• [The problem] Copy the items below without changes, starting at the line with "attr-key [278, 558, 296, 570]" and ending with the line with "attr-key [575, 301, 593, 313]", including both of those lines.

* Begin Supplied data *

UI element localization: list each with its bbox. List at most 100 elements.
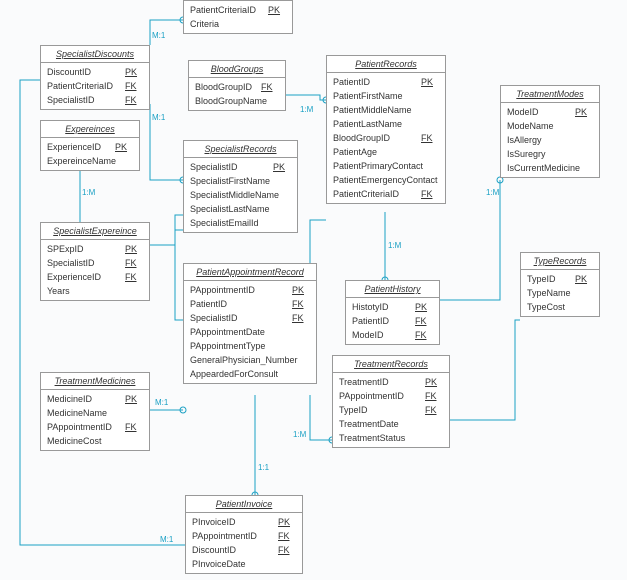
attr-key [278, 558, 296, 570]
attr-name: PAppointmentID [47, 421, 125, 433]
attr-row: TypeIDPK [521, 272, 599, 286]
attr-name: GeneralPhysician_Number [190, 354, 298, 366]
attr-key: FK [425, 404, 443, 416]
attr-key: PK [415, 301, 433, 313]
attr-row: DiscountIDFK [186, 543, 302, 557]
attr-row: ExpereinceName [41, 154, 139, 168]
attr-key [125, 435, 143, 447]
attr-row: PatientMiddleName [327, 103, 445, 117]
attr-name: IsCurrentMedicine [507, 162, 580, 174]
attr-row: MedicineIDPK [41, 392, 149, 406]
attr-key [125, 285, 143, 297]
attr-row: PatientFirstName [327, 89, 445, 103]
entity-body: HistotyIDPK PatientIDFK ModeIDFK [346, 298, 439, 344]
attr-key: FK [261, 81, 279, 93]
entity-body: ExperienceIDPK ExpereinceName [41, 138, 139, 170]
attr-key: FK [278, 544, 296, 556]
attr-name: ModeName [507, 120, 575, 132]
attr-key: FK [415, 315, 433, 327]
attr-row: IsCurrentMedicine [501, 161, 599, 175]
attr-row: SpecialistIDFK [41, 256, 149, 270]
attr-row: Criteria [184, 17, 292, 31]
attr-row: PatientCriteriaIDFK [327, 187, 445, 201]
attr-name: DiscountID [47, 66, 125, 78]
attr-key: FK [421, 132, 439, 144]
attr-name: SpecialistMiddleName [190, 189, 279, 201]
entity-body: DiscountIDPK PatientCriteriaIDFK Special… [41, 63, 149, 109]
attr-key [421, 90, 439, 102]
attr-row: MedicineName [41, 406, 149, 420]
attr-name: TreatmentDate [339, 418, 425, 430]
entity-title: Expereinces [41, 121, 139, 138]
attr-name: BloodGroupName [195, 95, 267, 107]
attr-row: BloodGroupName [189, 94, 285, 108]
entity-treatment-modes: TreatmentModes ModeIDPK ModeName IsAller… [500, 85, 600, 178]
attr-key [575, 134, 593, 146]
attr-key: FK [292, 298, 310, 310]
entity-body: PAppointmentIDPK PatientIDFK SpecialistI… [184, 281, 316, 383]
attr-name: TypeCost [527, 301, 575, 313]
attr-key: FK [425, 390, 443, 402]
attr-key [116, 155, 133, 167]
attr-name: PatientMiddleName [333, 104, 421, 116]
attr-name: PatientPrimaryContact [333, 160, 423, 172]
attr-row: BloodGroupIDFK [189, 80, 285, 94]
entity-title: SpecialistRecords [184, 141, 297, 158]
attr-name: TypeID [527, 273, 575, 285]
attr-name: SpecialistFirstName [190, 175, 273, 187]
entity-body: SPExpIDPK SpecialistIDFK ExperienceIDFK … [41, 240, 149, 300]
attr-name: MedicineName [47, 407, 125, 419]
attr-name: PatientCriteriaID [47, 80, 125, 92]
attr-key [575, 301, 593, 313]
attr-name: ExpereinceName [47, 155, 116, 167]
entity-body: PatientCriteriaIDPK Criteria [184, 1, 292, 33]
attr-row: SpecialistIDFK [41, 93, 149, 107]
attr-row: TypeName [521, 286, 599, 300]
attr-row: PatientCriteriaIDFK [41, 79, 149, 93]
entity-title: TreatmentMedicines [41, 373, 149, 390]
attr-name: Criteria [190, 18, 268, 30]
attr-name: IsSuregry [507, 148, 575, 160]
attr-row: IsSuregry [501, 147, 599, 161]
attr-name: DiscountID [192, 544, 278, 556]
attr-name: SpecialistID [47, 94, 125, 106]
attr-key [438, 174, 439, 186]
attr-key: PK [575, 106, 593, 118]
attr-key [292, 340, 310, 352]
svg-text:1:1: 1:1 [258, 463, 270, 472]
attr-name: PInvoiceID [192, 516, 278, 528]
attr-key [575, 120, 593, 132]
attr-row: ModeName [501, 119, 599, 133]
svg-text:1:M: 1:M [82, 188, 96, 197]
entity-specialist-records: SpecialistRecords SpecialistIDPK Special… [183, 140, 298, 233]
entity-body: PInvoiceIDPK PAppointmentIDFK DiscountID… [186, 513, 302, 573]
attr-key: FK [278, 530, 296, 542]
svg-text:M:1: M:1 [160, 535, 174, 544]
attr-row: PAppointmentDate [184, 325, 316, 339]
attr-key: PK [278, 516, 296, 528]
entity-title: PatientHistory [346, 281, 439, 298]
attr-row: PatientCriteriaIDPK [184, 3, 292, 17]
attr-row: IsAllergy [501, 133, 599, 147]
attr-key [425, 432, 443, 444]
attr-key: PK [425, 376, 443, 388]
attr-name: AppeardedForConsult [190, 368, 292, 380]
attr-key [425, 418, 443, 430]
attr-name: PAppointmentDate [190, 326, 292, 338]
entity-patient-appointment-record: PatientAppointmentRecord PAppointmentIDP… [183, 263, 317, 384]
attr-key: PK [125, 393, 143, 405]
attr-name: TypeID [339, 404, 425, 416]
attr-row: BloodGroupIDFK [327, 131, 445, 145]
attr-row: GeneralPhysician_Number [184, 353, 316, 367]
attr-name: PAppointmentID [339, 390, 425, 402]
attr-name: SpecialistEmailId [190, 217, 273, 229]
attr-name: ModeID [507, 106, 575, 118]
attr-name: SpecialistID [190, 312, 292, 324]
attr-row: PAppointmentType [184, 339, 316, 353]
attr-name: PatientCriteriaID [333, 188, 421, 200]
attr-row: MedicineCost [41, 434, 149, 448]
entity-treatment-records: TreatmentRecords TreatmentIDPK PAppointm… [332, 355, 450, 448]
attr-name: SpecialistLastName [190, 203, 273, 215]
attr-row: AppeardedForConsult [184, 367, 316, 381]
attr-key [575, 148, 593, 160]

* End Supplied data *

• [Response for this exercise]
attr-key [278, 558, 296, 570]
attr-name: PAppointmentID [47, 421, 125, 433]
attr-row: TypeIDPK [521, 272, 599, 286]
attr-name: GeneralPhysician_Number [190, 354, 298, 366]
attr-key: FK [425, 404, 443, 416]
attr-key: PK [415, 301, 433, 313]
attr-row: DiscountIDFK [186, 543, 302, 557]
attr-row: ExpereinceName [41, 154, 139, 168]
attr-key [125, 435, 143, 447]
attr-row: PatientMiddleName [327, 103, 445, 117]
attr-name: IsCurrentMedicine [507, 162, 580, 174]
attr-row: MedicineIDPK [41, 392, 149, 406]
attr-key [125, 285, 143, 297]
attr-row: PatientFirstName [327, 89, 445, 103]
entity-body: HistotyIDPK PatientIDFK ModeIDFK [346, 298, 439, 344]
attr-key: FK [261, 81, 279, 93]
entity-body: ExperienceIDPK ExpereinceName [41, 138, 139, 170]
attr-key: FK [278, 544, 296, 556]
attr-name: ModeName [507, 120, 575, 132]
attr-key: FK [415, 315, 433, 327]
attr-row: IsCurrentMedicine [501, 161, 599, 175]
attr-row: SpecialistIDFK [41, 256, 149, 270]
attr-row: Criteria [184, 17, 292, 31]
attr-row: PatientCriteriaIDFK [327, 187, 445, 201]
attr-name: DiscountID [47, 66, 125, 78]
attr-key: FK [421, 132, 439, 144]
attr-name: SpecialistMiddleName [190, 189, 279, 201]
entity-body: DiscountIDPK PatientCriteriaIDFK Special… [41, 63, 149, 109]
attr-key [421, 90, 439, 102]
attr-row: MedicineName [41, 406, 149, 420]
attr-name: TreatmentDate [339, 418, 425, 430]
entity-title: Expereinces [41, 121, 139, 138]
attr-name: BloodGroupName [195, 95, 267, 107]
attr-row: BloodGroupName [189, 94, 285, 108]
entity-treatment-modes: TreatmentModes ModeIDPK ModeName IsAller… [500, 85, 600, 178]
attr-key [575, 134, 593, 146]
attr-key: FK [292, 298, 310, 310]
entity-body: PAppointmentIDPK PatientIDFK SpecialistI… [184, 281, 316, 383]
attr-name: TypeCost [527, 301, 575, 313]
attr-key: FK [425, 390, 443, 402]
attr-key [116, 155, 133, 167]
attr-name: PatientMiddleName [333, 104, 421, 116]
attr-name: PatientPrimaryContact [333, 160, 423, 172]
attr-row: BloodGroupIDFK [189, 80, 285, 94]
entity-title: SpecialistRecords [184, 141, 297, 158]
attr-name: TypeID [527, 273, 575, 285]
attr-name: SpecialistFirstName [190, 175, 273, 187]
entity-body: SPExpIDPK SpecialistIDFK ExperienceIDFK … [41, 240, 149, 300]
attr-name: MedicineName [47, 407, 125, 419]
attr-name: PatientCriteriaID [47, 80, 125, 92]
attr-key [575, 301, 593, 313]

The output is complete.